A run of records
◇ ◇ ◇ ◇

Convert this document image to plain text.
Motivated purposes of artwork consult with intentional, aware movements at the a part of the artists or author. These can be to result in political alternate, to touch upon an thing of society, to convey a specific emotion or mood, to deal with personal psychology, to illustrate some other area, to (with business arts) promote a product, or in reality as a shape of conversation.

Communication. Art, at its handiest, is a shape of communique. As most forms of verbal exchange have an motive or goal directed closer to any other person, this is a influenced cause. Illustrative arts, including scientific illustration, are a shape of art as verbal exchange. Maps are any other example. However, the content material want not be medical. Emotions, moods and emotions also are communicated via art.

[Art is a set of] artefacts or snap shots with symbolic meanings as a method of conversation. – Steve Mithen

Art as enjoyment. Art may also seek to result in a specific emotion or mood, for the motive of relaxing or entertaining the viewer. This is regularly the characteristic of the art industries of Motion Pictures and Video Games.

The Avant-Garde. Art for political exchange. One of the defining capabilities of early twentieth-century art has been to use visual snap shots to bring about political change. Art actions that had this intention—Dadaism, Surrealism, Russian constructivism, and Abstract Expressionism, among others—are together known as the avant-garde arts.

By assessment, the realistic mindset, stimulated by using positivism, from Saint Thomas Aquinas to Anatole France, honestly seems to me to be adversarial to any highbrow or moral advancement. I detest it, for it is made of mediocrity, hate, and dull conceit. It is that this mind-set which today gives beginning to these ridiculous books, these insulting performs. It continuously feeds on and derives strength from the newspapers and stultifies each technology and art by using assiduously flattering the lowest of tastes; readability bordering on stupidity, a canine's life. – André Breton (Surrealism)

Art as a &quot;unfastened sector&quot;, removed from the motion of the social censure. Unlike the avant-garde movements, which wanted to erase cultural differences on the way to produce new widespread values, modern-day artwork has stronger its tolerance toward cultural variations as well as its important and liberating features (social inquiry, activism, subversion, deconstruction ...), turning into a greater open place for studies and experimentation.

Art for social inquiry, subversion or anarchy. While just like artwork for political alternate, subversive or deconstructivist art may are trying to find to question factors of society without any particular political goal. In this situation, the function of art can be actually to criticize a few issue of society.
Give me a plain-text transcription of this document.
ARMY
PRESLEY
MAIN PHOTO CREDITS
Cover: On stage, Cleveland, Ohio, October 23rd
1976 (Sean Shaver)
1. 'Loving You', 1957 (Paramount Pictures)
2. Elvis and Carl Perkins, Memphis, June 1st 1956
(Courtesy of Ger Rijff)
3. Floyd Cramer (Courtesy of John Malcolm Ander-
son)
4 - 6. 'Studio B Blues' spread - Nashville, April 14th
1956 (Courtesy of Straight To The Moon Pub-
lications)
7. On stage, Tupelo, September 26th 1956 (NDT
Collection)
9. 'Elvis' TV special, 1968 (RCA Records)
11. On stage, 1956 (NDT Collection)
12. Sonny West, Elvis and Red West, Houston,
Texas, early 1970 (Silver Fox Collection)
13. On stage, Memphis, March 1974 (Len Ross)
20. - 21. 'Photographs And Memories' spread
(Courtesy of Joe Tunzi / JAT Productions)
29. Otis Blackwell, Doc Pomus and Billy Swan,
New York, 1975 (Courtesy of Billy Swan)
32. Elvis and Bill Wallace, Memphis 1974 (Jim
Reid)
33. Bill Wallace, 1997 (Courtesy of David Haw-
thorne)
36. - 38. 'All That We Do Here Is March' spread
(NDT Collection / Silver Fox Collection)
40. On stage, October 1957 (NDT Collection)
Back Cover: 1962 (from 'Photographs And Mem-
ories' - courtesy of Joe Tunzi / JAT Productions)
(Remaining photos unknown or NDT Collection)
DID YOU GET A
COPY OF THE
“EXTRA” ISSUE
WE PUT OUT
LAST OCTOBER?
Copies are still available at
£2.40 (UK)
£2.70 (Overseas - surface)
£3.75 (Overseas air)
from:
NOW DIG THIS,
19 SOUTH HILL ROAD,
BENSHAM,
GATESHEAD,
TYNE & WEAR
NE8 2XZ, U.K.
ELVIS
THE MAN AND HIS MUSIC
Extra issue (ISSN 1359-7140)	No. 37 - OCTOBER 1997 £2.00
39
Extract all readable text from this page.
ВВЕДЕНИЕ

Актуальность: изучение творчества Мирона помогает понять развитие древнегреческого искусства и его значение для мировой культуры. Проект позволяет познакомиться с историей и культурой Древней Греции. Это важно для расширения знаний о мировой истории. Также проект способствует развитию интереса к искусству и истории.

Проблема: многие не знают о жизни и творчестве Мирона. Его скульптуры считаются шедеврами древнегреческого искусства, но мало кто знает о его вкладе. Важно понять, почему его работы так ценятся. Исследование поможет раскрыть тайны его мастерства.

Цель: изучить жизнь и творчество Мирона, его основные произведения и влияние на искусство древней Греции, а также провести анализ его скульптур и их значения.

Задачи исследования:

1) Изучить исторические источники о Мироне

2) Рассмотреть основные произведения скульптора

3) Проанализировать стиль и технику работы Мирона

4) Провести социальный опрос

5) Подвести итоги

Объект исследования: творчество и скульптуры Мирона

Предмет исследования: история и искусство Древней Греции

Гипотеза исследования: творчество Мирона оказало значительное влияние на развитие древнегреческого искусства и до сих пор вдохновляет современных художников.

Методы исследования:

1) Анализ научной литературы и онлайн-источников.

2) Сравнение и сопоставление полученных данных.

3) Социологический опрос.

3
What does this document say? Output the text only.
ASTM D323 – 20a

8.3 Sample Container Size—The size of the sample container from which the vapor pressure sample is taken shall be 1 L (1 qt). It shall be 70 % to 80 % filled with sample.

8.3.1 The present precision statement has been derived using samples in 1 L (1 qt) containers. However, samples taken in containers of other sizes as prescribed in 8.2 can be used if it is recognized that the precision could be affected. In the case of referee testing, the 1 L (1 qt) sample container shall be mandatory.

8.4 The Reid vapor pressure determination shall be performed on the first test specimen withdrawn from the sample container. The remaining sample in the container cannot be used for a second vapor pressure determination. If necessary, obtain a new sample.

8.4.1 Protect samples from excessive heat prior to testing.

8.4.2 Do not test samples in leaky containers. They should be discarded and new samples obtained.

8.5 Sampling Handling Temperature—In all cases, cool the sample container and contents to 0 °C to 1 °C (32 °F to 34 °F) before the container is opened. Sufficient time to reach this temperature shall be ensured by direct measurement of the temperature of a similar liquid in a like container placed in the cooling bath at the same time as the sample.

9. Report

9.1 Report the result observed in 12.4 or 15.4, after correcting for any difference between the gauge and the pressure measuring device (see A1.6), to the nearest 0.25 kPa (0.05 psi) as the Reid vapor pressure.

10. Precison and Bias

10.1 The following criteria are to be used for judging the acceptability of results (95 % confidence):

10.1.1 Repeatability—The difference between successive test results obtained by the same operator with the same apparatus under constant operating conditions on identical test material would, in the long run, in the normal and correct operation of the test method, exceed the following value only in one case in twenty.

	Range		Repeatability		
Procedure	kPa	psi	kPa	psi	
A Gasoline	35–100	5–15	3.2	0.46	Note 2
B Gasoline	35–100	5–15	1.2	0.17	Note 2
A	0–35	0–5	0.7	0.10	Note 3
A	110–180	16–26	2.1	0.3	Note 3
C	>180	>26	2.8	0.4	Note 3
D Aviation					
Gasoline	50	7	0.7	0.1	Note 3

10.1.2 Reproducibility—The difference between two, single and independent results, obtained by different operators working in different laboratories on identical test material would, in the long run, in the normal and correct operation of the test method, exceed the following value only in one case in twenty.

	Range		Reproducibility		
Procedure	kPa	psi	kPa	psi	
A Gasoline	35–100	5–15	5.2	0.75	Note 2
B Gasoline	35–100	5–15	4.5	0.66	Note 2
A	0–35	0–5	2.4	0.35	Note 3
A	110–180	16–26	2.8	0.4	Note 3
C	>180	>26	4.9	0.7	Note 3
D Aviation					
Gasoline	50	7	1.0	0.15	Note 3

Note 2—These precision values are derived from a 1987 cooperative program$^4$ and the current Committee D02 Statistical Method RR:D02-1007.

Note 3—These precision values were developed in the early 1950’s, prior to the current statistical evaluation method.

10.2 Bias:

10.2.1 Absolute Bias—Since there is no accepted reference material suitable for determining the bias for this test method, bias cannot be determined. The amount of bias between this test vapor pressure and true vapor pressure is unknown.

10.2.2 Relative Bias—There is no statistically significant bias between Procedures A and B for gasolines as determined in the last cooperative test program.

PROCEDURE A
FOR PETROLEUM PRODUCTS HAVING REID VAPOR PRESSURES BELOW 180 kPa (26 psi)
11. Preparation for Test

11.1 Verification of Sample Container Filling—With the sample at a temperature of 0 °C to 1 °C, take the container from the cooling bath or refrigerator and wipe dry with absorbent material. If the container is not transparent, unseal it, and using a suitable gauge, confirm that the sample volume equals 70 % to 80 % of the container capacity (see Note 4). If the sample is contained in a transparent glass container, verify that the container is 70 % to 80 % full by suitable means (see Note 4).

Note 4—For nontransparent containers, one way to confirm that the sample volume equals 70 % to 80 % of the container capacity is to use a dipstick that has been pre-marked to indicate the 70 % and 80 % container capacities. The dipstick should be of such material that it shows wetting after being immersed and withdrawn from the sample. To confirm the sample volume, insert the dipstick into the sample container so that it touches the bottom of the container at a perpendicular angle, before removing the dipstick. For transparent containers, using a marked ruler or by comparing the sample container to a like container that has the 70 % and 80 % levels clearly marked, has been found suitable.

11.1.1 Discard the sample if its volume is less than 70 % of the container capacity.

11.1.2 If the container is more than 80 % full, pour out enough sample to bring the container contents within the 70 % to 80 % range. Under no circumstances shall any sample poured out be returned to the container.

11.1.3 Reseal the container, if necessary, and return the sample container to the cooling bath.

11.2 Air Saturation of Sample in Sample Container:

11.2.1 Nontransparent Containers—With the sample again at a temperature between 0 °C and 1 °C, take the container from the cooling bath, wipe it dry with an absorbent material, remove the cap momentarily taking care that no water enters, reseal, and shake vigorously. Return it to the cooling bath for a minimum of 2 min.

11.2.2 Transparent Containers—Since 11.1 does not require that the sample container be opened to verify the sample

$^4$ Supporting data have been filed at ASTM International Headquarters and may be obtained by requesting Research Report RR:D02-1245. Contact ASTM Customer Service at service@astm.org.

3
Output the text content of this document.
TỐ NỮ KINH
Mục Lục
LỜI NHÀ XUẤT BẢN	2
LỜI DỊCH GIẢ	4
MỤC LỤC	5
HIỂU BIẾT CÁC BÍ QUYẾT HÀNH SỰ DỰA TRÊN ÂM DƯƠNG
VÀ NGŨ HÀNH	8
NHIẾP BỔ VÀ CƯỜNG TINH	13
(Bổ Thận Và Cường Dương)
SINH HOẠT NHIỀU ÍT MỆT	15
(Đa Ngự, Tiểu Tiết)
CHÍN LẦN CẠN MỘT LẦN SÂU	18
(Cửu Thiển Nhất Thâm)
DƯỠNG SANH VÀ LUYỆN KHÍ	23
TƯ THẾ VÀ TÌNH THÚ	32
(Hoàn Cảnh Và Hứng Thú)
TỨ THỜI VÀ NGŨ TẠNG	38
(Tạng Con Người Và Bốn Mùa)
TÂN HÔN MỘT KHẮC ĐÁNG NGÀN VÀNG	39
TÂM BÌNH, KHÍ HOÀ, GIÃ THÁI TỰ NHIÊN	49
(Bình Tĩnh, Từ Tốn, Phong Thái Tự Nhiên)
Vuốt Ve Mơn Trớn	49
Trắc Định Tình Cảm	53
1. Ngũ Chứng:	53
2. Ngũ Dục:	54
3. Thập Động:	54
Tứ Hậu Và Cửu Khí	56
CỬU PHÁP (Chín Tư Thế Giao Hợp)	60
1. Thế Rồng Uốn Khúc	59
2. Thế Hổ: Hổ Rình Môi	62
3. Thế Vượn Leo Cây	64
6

◇ ◇ ◇ ◇

▶ Job
Out of the records, collect only those lines that contain the string "also".

▶ Complete response
Communication. Art, at its handiest, is a shape of communique. As most forms of verbal exchange have an motive or goal directed closer to any other person, this is a influenced cause. Illustrative arts, including scientific illustration, are a shape of art as verbal exchange. Maps are any other example. However, the content material want not be medical. Emotions, moods and emotions also are communicated via art.
Art as enjoyment. Art may also seek to result in a specific emotion or mood, for the motive of relaxing or entertaining the viewer. This is regularly the characteristic of the art industries of Motion Pictures and Video Games.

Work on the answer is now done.